▶ **Exercise**
Work out the number of lines with the word "this" in the material below, then reply with that number only.

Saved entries
==============================
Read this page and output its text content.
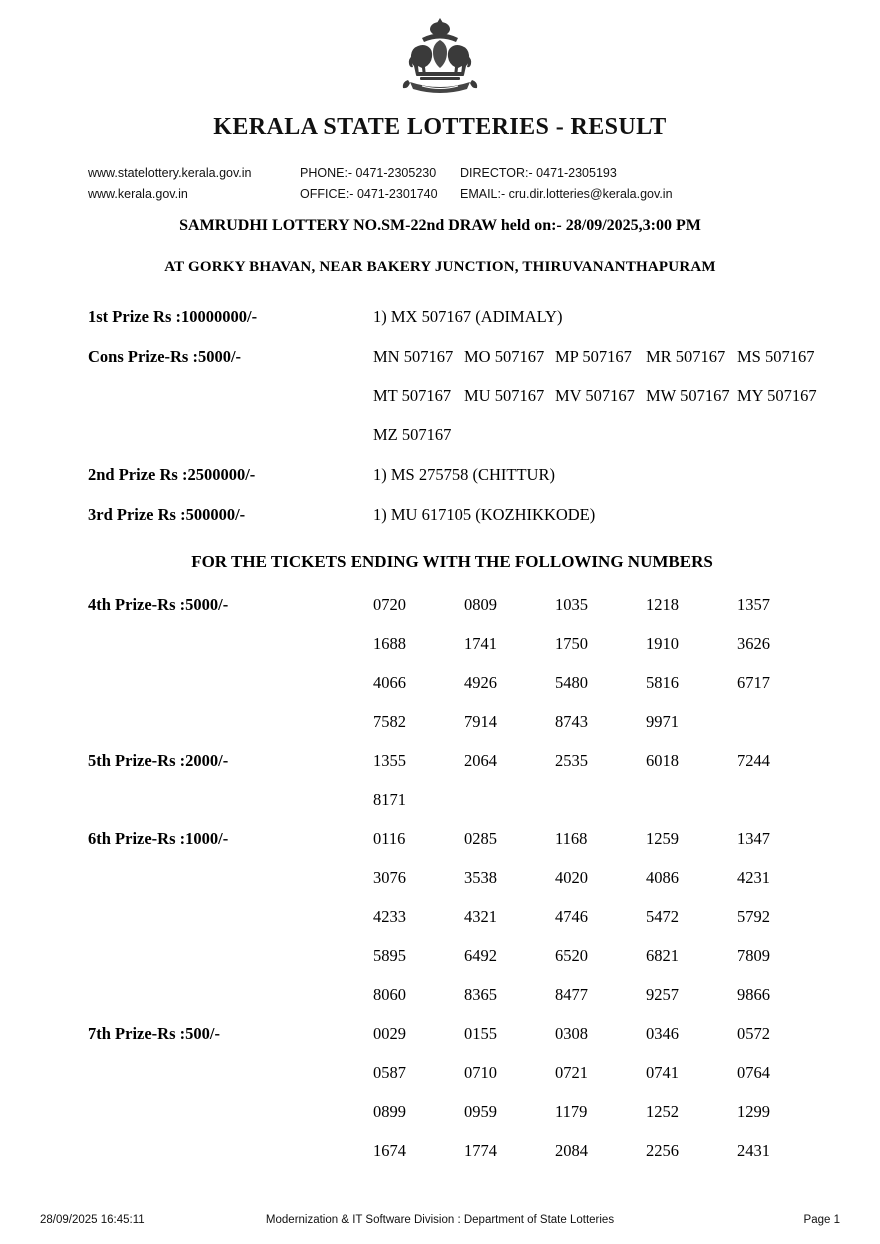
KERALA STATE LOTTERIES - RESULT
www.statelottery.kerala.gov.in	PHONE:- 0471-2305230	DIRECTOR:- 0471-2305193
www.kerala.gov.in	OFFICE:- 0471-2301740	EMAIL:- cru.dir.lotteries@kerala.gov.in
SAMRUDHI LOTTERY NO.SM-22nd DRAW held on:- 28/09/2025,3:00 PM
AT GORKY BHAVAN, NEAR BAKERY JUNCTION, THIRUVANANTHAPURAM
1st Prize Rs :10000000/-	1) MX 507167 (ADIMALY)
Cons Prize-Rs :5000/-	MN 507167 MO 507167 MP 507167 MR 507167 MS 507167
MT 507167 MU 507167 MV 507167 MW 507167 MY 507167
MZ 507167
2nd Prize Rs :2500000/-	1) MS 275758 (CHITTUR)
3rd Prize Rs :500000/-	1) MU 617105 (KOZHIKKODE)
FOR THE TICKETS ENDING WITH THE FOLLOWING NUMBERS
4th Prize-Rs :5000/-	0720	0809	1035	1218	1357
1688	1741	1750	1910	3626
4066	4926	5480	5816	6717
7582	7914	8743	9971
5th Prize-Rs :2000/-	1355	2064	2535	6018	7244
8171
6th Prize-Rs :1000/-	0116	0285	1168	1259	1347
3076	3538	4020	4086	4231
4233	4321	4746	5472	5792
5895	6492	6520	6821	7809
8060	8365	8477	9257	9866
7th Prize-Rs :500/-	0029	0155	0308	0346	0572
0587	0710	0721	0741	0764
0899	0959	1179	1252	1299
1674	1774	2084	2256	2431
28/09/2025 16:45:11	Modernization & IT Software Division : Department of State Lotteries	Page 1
==============================
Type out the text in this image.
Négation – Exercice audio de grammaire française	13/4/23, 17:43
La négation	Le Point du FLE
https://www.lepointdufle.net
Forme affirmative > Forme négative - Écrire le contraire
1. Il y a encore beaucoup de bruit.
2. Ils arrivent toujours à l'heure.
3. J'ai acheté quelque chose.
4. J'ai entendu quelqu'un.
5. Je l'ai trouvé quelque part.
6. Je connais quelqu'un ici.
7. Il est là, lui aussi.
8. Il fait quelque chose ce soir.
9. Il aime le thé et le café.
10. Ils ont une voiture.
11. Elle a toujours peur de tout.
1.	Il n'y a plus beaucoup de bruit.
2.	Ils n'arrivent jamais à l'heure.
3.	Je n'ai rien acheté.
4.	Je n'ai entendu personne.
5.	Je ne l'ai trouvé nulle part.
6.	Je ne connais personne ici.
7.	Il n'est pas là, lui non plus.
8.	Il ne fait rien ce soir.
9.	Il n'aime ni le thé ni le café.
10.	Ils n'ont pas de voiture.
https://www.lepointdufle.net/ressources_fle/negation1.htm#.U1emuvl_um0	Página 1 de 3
==============================
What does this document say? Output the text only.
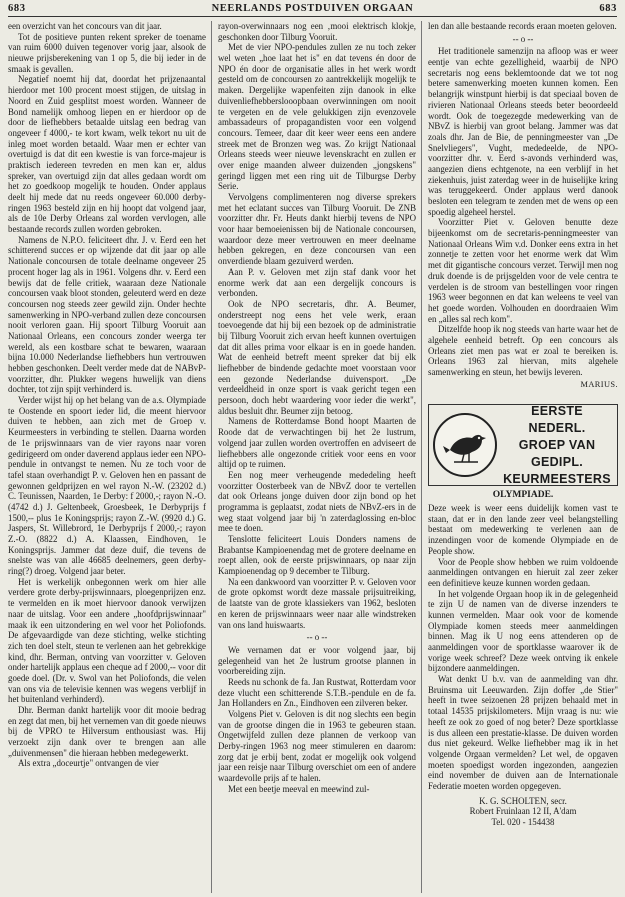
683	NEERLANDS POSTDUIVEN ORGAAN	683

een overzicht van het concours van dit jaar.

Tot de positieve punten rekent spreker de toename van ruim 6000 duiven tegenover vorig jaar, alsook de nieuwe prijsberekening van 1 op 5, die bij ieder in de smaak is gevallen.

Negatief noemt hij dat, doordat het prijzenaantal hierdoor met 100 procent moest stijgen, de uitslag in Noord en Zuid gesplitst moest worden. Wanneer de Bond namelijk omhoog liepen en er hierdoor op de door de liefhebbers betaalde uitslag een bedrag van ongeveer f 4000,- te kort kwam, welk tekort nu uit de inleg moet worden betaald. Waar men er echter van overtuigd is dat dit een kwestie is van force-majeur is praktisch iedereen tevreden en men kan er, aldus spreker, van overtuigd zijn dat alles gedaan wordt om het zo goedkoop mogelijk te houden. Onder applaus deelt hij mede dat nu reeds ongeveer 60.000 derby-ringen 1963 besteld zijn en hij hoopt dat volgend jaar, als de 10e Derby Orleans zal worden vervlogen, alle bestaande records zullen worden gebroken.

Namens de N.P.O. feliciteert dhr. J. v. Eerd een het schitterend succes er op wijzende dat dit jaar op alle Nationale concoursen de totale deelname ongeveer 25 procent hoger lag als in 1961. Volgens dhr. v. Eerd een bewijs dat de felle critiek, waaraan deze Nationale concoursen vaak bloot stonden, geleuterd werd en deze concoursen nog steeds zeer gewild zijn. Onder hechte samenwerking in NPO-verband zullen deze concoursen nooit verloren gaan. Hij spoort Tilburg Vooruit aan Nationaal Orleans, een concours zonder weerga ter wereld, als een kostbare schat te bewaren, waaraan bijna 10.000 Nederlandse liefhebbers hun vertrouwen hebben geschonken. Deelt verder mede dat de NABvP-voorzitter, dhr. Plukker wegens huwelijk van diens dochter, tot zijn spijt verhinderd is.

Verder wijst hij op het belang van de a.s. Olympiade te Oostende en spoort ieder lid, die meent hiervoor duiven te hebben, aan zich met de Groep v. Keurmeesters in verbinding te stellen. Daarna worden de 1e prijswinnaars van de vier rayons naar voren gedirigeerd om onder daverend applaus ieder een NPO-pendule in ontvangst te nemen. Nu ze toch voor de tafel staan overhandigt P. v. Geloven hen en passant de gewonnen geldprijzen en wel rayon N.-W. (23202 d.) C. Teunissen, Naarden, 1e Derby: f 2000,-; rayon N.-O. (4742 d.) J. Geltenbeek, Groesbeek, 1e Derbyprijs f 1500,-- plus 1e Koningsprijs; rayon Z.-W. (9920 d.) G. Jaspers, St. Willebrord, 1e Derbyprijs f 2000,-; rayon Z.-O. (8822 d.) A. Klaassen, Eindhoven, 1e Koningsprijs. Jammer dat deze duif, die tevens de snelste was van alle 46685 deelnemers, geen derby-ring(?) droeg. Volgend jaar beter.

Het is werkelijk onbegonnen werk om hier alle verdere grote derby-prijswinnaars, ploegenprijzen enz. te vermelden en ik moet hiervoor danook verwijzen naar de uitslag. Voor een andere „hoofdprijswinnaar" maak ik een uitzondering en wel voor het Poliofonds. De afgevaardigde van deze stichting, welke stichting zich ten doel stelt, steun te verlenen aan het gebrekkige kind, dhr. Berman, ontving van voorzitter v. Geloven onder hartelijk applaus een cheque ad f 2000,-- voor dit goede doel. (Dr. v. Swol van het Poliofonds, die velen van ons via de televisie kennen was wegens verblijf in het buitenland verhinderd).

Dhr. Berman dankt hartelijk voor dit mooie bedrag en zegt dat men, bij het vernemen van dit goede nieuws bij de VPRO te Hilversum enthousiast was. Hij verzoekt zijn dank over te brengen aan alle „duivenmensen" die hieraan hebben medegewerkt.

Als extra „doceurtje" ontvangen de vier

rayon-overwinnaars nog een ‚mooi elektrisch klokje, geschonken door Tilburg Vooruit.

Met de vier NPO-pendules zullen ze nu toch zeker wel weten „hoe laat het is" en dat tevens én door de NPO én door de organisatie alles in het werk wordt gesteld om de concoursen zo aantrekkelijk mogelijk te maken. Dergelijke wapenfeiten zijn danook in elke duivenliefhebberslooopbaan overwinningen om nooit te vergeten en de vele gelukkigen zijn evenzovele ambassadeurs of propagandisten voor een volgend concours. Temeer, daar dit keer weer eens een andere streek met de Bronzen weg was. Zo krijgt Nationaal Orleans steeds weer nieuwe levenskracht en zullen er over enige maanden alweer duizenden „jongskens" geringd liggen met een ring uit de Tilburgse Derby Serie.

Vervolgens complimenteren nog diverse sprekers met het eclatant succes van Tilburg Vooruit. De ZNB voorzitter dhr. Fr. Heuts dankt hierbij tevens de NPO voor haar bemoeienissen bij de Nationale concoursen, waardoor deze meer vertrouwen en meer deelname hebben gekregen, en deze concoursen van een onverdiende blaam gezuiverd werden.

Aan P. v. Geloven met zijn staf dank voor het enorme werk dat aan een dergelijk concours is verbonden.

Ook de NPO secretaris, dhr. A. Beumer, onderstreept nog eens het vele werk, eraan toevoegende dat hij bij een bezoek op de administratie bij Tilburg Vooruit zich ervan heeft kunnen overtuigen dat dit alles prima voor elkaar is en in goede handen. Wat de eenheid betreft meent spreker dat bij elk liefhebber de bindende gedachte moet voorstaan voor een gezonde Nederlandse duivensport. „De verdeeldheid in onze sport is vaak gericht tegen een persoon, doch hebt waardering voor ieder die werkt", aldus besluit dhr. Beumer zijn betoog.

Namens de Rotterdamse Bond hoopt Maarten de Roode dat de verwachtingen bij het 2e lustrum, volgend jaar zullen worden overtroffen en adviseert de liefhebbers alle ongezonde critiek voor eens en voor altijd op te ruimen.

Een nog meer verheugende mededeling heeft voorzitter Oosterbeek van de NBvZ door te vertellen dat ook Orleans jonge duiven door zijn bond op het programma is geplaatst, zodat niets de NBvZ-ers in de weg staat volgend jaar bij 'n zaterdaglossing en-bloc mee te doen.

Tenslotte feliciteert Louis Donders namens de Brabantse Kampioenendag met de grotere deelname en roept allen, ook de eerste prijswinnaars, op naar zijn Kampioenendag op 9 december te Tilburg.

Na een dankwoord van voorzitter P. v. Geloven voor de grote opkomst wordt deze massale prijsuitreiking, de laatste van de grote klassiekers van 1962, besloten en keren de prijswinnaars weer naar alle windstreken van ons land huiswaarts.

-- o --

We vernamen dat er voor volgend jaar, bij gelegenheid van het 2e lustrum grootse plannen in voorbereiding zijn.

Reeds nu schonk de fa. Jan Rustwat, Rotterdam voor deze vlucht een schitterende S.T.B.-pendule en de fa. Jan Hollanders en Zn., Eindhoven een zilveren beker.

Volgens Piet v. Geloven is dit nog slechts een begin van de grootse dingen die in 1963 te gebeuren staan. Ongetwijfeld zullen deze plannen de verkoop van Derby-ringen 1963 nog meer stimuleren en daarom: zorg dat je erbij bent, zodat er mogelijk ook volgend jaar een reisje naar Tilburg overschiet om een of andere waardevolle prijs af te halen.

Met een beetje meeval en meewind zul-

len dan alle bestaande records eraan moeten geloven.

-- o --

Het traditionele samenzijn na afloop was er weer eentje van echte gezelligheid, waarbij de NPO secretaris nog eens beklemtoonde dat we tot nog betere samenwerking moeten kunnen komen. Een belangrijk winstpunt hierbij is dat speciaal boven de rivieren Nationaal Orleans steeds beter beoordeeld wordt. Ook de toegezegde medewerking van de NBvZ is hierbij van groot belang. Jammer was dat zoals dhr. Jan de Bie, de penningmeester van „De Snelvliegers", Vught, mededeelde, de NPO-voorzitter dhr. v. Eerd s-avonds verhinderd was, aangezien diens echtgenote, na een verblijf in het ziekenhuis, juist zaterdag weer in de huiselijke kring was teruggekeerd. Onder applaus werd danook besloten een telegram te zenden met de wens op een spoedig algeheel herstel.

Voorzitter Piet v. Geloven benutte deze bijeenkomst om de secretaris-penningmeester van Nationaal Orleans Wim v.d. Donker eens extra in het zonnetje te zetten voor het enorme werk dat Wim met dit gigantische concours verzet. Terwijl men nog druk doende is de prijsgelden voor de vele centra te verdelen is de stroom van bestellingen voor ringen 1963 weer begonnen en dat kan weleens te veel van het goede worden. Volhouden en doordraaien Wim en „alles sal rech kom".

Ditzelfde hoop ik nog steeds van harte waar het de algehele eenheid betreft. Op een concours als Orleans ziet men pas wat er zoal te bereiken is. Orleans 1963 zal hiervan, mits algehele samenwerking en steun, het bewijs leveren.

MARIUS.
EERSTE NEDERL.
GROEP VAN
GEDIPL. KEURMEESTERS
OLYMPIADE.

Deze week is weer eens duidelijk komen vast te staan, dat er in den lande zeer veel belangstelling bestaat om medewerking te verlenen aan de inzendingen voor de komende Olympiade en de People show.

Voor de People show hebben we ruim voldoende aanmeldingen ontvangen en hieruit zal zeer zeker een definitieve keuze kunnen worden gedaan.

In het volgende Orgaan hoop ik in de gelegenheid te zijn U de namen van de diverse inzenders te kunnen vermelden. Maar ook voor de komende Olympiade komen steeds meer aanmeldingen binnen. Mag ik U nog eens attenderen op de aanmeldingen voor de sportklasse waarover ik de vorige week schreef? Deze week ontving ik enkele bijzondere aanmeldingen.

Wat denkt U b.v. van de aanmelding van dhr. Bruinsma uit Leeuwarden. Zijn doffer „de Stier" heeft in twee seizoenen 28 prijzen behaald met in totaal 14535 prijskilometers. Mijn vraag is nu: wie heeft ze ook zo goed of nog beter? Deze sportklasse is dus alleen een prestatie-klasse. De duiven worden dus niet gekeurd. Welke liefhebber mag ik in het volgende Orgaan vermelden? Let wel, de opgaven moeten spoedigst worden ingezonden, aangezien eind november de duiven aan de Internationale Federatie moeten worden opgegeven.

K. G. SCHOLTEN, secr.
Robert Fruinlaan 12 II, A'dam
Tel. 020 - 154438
==============================
▶ **Correct response**
3